The exercise: Every record must appear in your copy exactly as written, with no pictures.

+---+

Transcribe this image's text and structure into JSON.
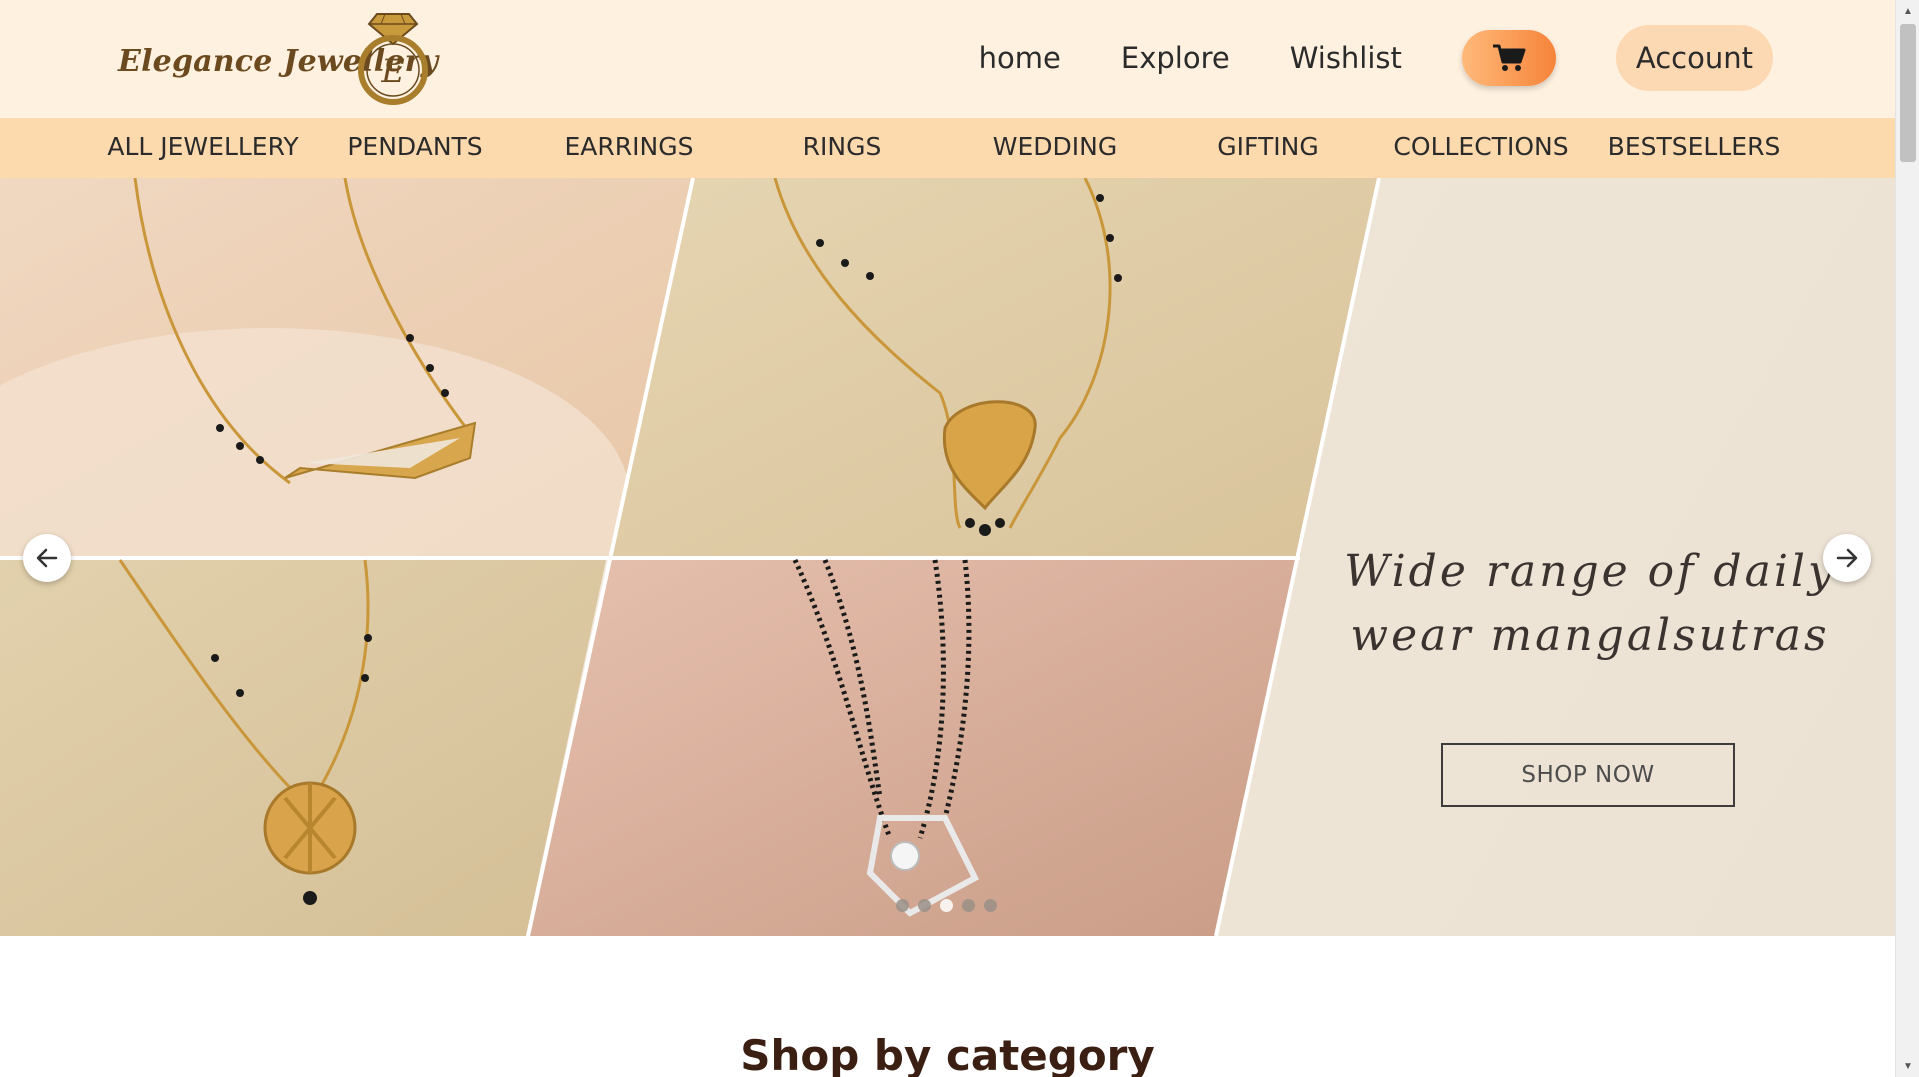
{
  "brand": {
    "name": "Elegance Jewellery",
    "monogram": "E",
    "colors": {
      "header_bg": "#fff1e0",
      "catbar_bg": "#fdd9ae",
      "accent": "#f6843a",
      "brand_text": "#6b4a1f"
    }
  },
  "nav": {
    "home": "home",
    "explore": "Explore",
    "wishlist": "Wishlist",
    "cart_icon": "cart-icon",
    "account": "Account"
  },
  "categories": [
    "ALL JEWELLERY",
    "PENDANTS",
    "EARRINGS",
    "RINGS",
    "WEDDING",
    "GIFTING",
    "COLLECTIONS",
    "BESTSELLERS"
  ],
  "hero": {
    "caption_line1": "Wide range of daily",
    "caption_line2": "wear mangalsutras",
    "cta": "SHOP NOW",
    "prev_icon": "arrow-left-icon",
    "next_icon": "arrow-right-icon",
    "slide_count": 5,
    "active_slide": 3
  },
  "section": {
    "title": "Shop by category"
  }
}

+---+

Solution below:
Transcribe this image's text and structure into JSON.
{
  "brand": {
    "name": "Elegance Jewellery",
    "monogram": "E",
    "colors": {
      "header_bg": "#fff1e0",
      "catbar_bg": "#fdd9ae",
      "accent": "#f6843a",
      "brand_text": "#6b4a1f"
    }
  },
  "nav": {
    "home": "home",
    "explore": "Explore",
    "wishlist": "Wishlist",
    "cart_icon": "cart-icon",
    "account": "Account"
  },
  "categories": [
    "ALL JEWELLERY",
    "PENDANTS",
    "EARRINGS",
    "RINGS",
    "WEDDING",
    "GIFTING",
    "COLLECTIONS",
    "BESTSELLERS"
  ],
  "hero": {
    "caption_line1": "Wide range of daily",
    "caption_line2": "wear mangalsutras",
    "cta": "SHOP NOW",
    "prev_icon": "arrow-left-icon",
    "next_icon": "arrow-right-icon",
    "slide_count": 5,
    "active_slide": 3
  },
  "section": {
    "title": "Shop by category"
  }
}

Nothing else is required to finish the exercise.